▶ **WHAT IS NEEDED**
List each line of the data that holds the string "page".

## BEGIN

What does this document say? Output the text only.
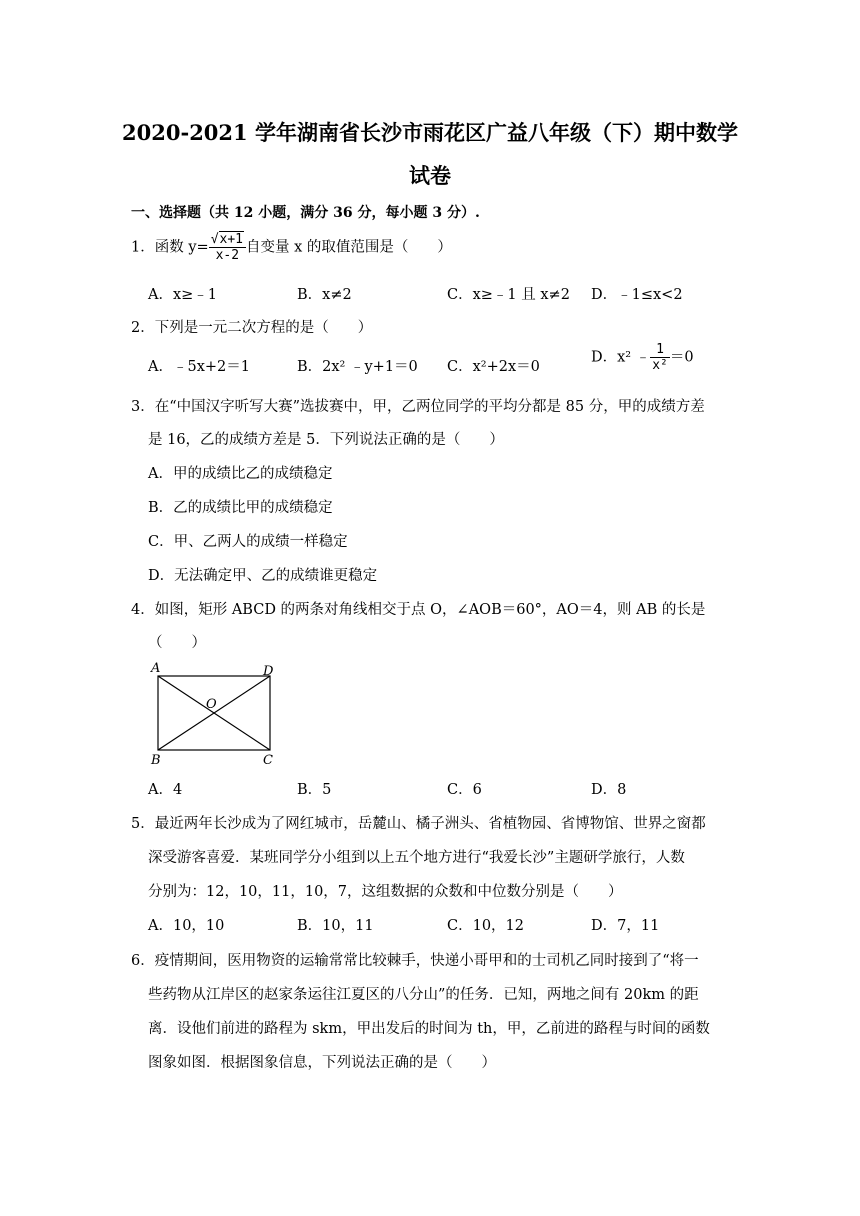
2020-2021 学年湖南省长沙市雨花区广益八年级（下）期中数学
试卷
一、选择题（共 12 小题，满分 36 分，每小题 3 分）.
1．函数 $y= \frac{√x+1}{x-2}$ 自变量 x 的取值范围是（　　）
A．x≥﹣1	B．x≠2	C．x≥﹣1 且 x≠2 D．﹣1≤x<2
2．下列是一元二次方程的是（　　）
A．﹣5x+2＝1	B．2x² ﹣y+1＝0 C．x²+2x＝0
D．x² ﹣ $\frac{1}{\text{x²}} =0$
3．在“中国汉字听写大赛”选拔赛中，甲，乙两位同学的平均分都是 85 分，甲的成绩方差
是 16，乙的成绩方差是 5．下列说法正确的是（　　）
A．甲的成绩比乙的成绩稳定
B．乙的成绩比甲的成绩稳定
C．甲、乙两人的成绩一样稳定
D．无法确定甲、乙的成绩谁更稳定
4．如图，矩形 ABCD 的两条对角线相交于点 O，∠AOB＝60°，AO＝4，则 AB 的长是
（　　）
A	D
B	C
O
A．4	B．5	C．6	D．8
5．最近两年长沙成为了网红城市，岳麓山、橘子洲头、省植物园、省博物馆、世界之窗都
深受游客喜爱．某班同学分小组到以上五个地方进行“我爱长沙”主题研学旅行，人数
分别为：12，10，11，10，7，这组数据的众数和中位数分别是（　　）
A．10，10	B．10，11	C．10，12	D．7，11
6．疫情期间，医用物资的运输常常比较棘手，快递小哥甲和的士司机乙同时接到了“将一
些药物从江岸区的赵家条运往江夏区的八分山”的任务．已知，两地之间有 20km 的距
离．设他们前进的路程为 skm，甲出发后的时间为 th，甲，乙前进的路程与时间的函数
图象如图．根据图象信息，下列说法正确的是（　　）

## END
## BEGIN

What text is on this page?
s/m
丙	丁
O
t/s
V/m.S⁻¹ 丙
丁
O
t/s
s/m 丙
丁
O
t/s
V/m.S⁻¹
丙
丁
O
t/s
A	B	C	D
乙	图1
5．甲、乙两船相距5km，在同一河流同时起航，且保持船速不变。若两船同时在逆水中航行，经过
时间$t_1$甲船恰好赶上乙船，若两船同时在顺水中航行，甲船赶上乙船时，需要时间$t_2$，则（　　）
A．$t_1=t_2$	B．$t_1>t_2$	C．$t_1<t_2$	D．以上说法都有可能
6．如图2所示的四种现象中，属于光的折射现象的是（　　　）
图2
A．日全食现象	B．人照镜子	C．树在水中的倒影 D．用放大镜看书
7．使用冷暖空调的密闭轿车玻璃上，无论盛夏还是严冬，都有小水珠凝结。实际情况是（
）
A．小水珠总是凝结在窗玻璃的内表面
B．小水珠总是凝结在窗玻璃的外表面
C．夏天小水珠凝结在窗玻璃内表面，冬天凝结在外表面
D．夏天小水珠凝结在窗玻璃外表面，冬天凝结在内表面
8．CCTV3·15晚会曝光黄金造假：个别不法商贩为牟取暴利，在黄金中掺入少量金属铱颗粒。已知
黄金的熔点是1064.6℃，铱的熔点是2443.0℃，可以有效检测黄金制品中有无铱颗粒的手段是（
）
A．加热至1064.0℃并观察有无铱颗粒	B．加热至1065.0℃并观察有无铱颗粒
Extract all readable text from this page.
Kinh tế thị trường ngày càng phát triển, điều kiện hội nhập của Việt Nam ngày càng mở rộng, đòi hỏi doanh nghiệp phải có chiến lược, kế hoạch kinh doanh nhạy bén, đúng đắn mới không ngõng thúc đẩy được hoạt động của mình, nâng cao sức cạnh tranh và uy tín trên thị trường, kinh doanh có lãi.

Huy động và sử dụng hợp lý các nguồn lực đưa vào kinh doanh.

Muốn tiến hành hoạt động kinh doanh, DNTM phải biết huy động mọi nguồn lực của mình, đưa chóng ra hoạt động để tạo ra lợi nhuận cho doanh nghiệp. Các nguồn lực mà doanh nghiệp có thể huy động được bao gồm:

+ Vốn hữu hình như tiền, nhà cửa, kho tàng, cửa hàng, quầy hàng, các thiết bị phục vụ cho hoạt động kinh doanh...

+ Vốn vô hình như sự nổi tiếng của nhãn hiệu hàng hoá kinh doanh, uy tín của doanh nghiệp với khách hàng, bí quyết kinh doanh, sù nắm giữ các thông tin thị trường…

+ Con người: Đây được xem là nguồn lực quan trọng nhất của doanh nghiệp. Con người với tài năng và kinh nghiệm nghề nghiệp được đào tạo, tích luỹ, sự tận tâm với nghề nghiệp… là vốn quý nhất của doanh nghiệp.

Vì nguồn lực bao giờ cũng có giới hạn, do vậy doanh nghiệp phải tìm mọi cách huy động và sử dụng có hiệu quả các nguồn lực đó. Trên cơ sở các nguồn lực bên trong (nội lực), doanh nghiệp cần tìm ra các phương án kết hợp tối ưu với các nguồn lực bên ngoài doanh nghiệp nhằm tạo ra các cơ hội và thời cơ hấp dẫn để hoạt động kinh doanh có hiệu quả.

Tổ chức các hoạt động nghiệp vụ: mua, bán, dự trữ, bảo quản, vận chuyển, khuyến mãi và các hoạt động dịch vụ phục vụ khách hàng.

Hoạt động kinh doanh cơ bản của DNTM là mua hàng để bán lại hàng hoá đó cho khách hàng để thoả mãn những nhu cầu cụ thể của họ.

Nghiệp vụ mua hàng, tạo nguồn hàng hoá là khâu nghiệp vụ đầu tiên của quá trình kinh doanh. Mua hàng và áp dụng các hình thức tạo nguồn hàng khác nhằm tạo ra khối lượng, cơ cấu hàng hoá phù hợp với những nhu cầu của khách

## END
## BEGIN

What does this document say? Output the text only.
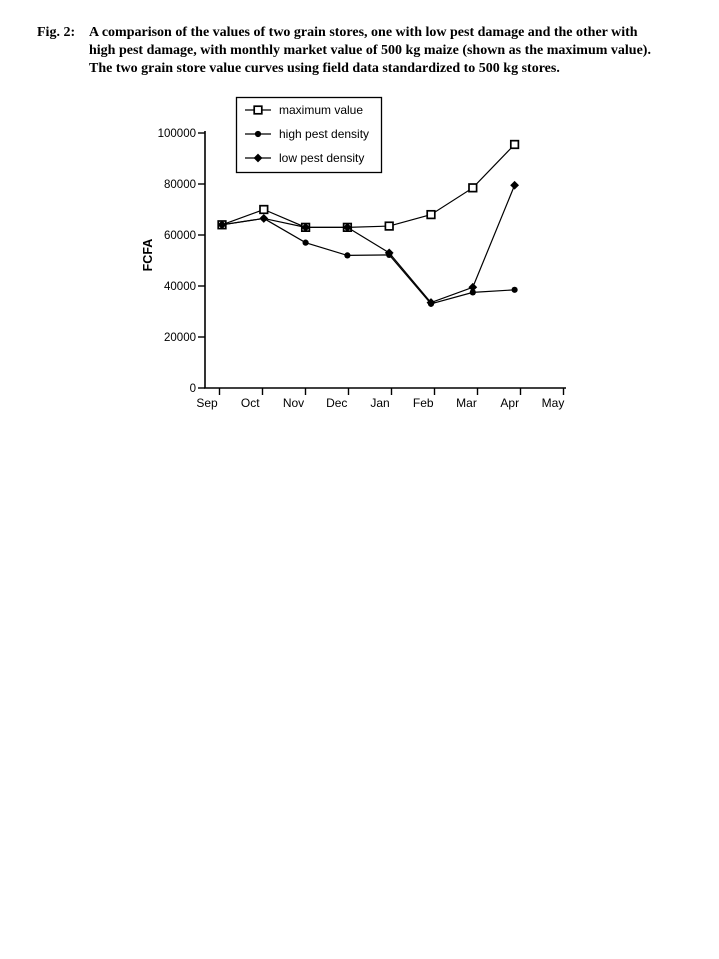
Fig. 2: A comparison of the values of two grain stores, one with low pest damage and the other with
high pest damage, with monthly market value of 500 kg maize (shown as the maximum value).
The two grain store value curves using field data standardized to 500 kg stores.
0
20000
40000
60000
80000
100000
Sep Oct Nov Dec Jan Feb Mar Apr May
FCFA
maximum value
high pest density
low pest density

## END

▶ **EXERCISE ANSWER**
What text is on this page?
Extract all readable text from this page.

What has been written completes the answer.